Provided passage:
The mobile version was not treated as a smaller copy of the desktop sidebar. It includes search, product context switch, grouped sections, notifications, AI entry point and user utilities in a layout that feels natural on smaller screens.
For areas like Pharmacies and Orders, I designed structured landing pages that act as entry points into deeper workflows. They group related actions into sections and reduce the need to expose every subpage directly in the sidebar.
The redesign was not limited to the sidebar itself. I also worked on smaller interaction moments that support orientation across the product: switching context, searching for features and browsing supporting content areas. These details were important because navigation is not only about the menu. In a complex product, users also need clear feedback when the system changes context, helpful shortcuts when they do not remember where something is located and consistent UI patterns across secondary views.
What changed
I added transition modals for switching between roles or workspaces, so users understand that the system is preparing a different product context.
Why it mattered
In a role-based system, changing context can affect available modules, permissions and displayed data. The modal reduces uncertainty and makes the transition feel intentional instead of like an unexplained refresh.


Role switching was supported with clear transition states, helping users understand that the system is loading a different workspace, not simply refreshing the screen.
What changed
I designed search suggestions, recent searches, recently viewed items, result states and empty states.
Why it mattered
Search became a second layer of navigation, helping users find features faster when they do not remember where something lives in the menu.

Search suggestions, recent items and empty states help users find product areas faster and recover when a query does not return results.
What changed
I refreshed supporting areas such as the News view with clearer cards, spacing, hierarchy and a more consistent visual style.
Why it mattered
The redesign felt more coherent beyond the menu itself, and secondary product areas became easier to scan and browse.

The redesigned News view uses clearer cards, spacing and hierarchy, making content easier to browse and more consistent with the new UI direction.
Because navigation affects many parts of the product, I validated the direction with the internal Help Desk team. The goal was to check whether the proposed structure aligned with real user questions, common navigation problems and support cases they observed in daily work.
This was not a full usability study with end users. It was an internal qualitative review with people who had strong operational knowledge of how users search for features, where they get lost and which areas generate repeated questions.
The review helped refine the grouping logic, confirm the value of separating primary workflows from utilities and identify which complex areas needed clearer entry points instead of more sidebar items.
Because navigation is a core product component, the redesign needed to account for more than the default expanded state.
Key considerations included:
My front-end background helped me think about the menu as a flexible component system: states, hierarchy, responsive behavior, reusable patterns and implementation constraints had to work together.
The redesign created a clearer and more scalable navigation foundation for a complex pharma platform. Instead of adding another visual layer on top of the existing structure, the project improved how the product is organized, how users move between areas and how future modules can be introduced without making the interface heavier.
The result was not only a cleaner interface, but a simpler navigation model that reduced visible complexity, improved orientation and created a more scalable structure for future modules.
Navigation is often treated as a supporting element, but in complex products it becomes part of the product strategy. A good menu does not only help users move between screens it explains the product.

Records provided:
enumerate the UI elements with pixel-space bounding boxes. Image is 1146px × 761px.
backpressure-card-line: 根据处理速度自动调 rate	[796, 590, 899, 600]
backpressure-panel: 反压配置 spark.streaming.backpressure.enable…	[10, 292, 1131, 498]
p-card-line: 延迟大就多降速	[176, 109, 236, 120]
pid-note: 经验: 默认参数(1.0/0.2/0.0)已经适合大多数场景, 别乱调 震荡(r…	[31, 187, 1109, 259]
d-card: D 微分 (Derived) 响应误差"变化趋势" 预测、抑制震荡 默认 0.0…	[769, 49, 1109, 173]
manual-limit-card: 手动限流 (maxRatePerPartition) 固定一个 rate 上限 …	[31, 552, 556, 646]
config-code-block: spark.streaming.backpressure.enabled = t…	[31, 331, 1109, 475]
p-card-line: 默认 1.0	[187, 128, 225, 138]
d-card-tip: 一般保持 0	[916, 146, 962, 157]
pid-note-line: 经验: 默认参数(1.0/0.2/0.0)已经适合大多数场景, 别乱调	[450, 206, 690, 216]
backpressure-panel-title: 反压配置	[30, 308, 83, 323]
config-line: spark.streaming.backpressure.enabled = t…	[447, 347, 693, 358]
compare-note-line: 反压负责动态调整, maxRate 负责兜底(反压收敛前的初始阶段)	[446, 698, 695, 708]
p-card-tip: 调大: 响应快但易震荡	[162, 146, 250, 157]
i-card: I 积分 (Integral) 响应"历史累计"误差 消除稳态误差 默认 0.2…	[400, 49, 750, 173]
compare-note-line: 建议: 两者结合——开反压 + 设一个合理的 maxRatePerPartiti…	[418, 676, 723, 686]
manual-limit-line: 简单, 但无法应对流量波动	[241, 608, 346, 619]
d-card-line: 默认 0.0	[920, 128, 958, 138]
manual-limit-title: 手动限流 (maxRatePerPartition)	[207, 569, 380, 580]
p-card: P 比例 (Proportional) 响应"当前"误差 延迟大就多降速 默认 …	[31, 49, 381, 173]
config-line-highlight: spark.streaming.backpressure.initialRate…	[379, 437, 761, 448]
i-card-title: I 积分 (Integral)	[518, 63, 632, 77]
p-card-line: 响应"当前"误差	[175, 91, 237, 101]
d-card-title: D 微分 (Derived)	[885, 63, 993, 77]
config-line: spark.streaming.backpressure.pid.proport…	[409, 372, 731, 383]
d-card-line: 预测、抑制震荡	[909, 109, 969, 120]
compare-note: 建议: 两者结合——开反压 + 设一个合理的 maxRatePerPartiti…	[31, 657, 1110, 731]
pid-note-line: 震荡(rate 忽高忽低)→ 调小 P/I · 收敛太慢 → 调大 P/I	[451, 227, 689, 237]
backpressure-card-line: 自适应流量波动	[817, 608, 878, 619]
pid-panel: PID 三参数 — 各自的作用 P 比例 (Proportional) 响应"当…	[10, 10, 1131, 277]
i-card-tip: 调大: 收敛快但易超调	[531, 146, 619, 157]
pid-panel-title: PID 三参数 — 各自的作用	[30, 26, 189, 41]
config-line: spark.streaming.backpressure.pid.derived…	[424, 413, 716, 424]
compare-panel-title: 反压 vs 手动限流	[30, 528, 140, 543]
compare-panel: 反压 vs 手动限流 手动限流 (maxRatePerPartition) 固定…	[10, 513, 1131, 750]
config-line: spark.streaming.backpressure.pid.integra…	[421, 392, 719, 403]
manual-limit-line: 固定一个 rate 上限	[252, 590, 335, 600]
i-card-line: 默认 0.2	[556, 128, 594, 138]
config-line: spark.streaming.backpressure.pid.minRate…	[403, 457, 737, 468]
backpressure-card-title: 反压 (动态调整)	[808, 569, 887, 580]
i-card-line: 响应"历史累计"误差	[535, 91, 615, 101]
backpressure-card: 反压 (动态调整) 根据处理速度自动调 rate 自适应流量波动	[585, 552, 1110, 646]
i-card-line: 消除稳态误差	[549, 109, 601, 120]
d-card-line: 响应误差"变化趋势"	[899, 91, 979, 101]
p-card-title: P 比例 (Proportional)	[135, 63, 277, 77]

Set of tasks:
**A)** According to the navigation redesign text, which team was the proposed direction validated with?
**B)** Print the passage of the navigation redesign text that begins at the words "The redesign was" and stops after the words "different product context.".

Solutions for each task:
**A)** The internal Help Desk team.

**B)**
The redesign was not limited to the sidebar itself. I also worked on smaller interaction moments that support orientation across the product: switching context, searching for features and browsing supporting content areas. These details were important because navigation is not only about the menu. In a complex product, users also need clear feedback when the system changes context, helpful shortcuts when they do not remember where something is located and consistent UI patterns across secondary views.
What changed
I added transition modals for switching between roles or workspaces, so users understand that the system is preparing a different product context.